**Stated problem**
Extract each line containing the string "fiscal".

'''

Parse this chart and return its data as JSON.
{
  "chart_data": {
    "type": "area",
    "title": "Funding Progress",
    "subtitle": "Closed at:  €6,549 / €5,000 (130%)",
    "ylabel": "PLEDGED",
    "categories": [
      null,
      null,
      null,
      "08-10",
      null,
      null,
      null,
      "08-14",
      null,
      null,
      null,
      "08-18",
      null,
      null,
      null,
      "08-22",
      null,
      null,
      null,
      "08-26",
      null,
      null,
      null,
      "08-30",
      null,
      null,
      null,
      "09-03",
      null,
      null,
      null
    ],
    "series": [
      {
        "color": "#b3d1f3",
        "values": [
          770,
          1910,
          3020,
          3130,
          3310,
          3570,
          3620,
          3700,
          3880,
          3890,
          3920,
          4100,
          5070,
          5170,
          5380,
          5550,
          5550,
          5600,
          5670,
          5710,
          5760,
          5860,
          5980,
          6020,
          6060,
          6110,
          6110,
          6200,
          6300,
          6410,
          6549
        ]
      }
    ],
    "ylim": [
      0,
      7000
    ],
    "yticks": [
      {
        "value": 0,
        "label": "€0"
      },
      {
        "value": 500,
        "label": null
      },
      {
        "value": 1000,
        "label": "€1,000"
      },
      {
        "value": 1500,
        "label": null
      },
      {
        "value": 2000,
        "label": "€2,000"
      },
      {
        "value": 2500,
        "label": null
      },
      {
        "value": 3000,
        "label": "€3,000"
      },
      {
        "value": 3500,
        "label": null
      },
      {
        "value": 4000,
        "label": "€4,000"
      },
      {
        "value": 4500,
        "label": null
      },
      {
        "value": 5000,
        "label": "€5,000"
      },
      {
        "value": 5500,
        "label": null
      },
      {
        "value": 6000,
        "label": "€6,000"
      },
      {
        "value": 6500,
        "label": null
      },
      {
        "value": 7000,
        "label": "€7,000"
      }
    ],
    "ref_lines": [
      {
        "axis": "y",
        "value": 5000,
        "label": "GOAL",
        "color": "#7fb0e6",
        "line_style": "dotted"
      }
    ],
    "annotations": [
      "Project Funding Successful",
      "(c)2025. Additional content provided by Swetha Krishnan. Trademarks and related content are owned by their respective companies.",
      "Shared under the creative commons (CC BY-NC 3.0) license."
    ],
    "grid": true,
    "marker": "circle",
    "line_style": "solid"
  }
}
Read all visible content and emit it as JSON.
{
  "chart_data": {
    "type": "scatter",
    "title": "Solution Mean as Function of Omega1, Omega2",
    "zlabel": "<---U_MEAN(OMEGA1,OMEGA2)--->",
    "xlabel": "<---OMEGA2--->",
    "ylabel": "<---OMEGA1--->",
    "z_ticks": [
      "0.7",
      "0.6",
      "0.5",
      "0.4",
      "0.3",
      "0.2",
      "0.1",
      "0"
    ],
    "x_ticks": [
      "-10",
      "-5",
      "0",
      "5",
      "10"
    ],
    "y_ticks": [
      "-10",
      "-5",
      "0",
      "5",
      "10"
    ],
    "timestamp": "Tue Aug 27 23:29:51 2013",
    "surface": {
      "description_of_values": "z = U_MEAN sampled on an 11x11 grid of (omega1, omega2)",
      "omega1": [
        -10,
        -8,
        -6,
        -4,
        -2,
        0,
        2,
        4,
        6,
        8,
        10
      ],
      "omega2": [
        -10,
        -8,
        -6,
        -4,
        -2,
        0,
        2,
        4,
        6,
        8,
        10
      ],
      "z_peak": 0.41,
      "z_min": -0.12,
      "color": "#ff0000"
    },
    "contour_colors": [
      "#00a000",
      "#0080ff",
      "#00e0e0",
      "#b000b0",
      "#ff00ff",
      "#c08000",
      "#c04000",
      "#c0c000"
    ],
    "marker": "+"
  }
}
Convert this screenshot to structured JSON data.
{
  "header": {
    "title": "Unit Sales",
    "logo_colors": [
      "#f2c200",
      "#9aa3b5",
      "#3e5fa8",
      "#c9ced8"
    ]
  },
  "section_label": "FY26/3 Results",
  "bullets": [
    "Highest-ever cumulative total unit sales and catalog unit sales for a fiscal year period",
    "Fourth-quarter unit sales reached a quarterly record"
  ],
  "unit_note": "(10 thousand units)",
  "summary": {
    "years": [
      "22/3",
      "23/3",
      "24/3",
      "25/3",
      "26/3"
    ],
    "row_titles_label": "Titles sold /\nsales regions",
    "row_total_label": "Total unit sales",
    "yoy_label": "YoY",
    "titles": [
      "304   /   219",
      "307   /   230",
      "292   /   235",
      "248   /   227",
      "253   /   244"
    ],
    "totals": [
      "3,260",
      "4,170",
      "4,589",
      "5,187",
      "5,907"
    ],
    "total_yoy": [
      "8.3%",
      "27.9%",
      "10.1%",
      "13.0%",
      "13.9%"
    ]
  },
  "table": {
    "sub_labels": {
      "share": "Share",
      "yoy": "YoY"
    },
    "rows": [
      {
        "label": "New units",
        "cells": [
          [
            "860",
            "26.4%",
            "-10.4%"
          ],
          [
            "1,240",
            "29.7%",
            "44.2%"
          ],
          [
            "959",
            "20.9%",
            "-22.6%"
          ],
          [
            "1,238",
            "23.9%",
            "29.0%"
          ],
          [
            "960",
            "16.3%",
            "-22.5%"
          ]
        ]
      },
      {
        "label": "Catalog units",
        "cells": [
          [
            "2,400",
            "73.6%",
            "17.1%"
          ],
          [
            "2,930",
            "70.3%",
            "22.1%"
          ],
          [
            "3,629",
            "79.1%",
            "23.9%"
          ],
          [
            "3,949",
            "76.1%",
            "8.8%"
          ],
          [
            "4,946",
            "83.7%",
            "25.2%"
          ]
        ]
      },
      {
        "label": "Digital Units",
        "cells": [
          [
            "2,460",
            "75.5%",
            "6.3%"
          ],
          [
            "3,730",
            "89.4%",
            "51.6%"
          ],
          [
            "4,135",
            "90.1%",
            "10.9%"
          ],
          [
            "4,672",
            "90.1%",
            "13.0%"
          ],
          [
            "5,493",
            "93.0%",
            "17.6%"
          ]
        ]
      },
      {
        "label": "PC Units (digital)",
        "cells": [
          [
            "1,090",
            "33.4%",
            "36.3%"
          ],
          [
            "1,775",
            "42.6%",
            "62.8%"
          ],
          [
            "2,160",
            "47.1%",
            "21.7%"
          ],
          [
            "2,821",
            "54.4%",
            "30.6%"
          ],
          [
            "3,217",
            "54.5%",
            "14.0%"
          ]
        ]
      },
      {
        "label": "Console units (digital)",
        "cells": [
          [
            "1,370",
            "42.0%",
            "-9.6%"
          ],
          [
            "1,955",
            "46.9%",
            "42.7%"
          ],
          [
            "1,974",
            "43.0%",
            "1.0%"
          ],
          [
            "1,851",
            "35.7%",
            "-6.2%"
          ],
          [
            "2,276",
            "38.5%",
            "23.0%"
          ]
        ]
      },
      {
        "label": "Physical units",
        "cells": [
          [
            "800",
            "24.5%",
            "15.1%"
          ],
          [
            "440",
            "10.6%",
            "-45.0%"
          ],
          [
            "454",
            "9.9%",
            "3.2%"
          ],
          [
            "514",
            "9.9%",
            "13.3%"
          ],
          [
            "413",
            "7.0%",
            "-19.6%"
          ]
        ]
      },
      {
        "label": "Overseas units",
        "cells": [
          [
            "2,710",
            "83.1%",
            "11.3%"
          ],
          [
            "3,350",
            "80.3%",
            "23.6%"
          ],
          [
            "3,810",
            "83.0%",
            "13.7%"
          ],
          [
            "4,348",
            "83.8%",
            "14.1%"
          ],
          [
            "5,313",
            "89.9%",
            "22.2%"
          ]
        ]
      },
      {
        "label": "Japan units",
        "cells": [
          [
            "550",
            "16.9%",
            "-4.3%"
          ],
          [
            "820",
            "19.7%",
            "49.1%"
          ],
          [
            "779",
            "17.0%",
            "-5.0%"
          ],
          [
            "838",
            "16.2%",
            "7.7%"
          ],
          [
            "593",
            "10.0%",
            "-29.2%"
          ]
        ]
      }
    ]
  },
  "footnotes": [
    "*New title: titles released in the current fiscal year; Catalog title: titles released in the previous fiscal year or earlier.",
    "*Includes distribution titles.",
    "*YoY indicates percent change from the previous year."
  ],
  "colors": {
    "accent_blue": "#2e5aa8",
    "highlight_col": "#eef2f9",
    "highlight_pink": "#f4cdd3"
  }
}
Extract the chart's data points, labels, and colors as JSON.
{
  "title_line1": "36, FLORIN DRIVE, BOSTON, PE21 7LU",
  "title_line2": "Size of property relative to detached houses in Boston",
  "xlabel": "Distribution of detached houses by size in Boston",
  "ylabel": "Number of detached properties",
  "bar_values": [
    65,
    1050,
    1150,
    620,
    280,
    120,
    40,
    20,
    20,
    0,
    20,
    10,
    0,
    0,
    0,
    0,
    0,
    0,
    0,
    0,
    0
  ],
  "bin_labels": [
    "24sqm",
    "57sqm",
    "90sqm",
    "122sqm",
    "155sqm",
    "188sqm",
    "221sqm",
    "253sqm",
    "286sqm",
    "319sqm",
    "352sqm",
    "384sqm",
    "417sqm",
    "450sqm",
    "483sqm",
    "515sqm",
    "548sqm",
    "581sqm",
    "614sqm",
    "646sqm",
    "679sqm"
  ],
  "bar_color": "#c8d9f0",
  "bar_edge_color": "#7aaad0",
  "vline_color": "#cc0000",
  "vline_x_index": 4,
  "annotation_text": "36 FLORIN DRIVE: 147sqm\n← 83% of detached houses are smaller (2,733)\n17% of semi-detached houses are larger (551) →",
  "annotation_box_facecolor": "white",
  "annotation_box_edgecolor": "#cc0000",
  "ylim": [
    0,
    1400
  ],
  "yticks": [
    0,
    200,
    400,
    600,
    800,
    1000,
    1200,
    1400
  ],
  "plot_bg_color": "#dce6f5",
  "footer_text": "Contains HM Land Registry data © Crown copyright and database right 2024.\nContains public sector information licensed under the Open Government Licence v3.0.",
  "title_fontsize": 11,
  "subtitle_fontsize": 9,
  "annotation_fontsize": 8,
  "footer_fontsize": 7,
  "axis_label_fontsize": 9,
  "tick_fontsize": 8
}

'''

**Exercise result**
    "Highest-ever cumulative total unit sales and catalog unit sales for a fiscal year period",
    "*New title: titles released in the current fiscal year; Catalog title: titles released in the previous fiscal year or earlier.",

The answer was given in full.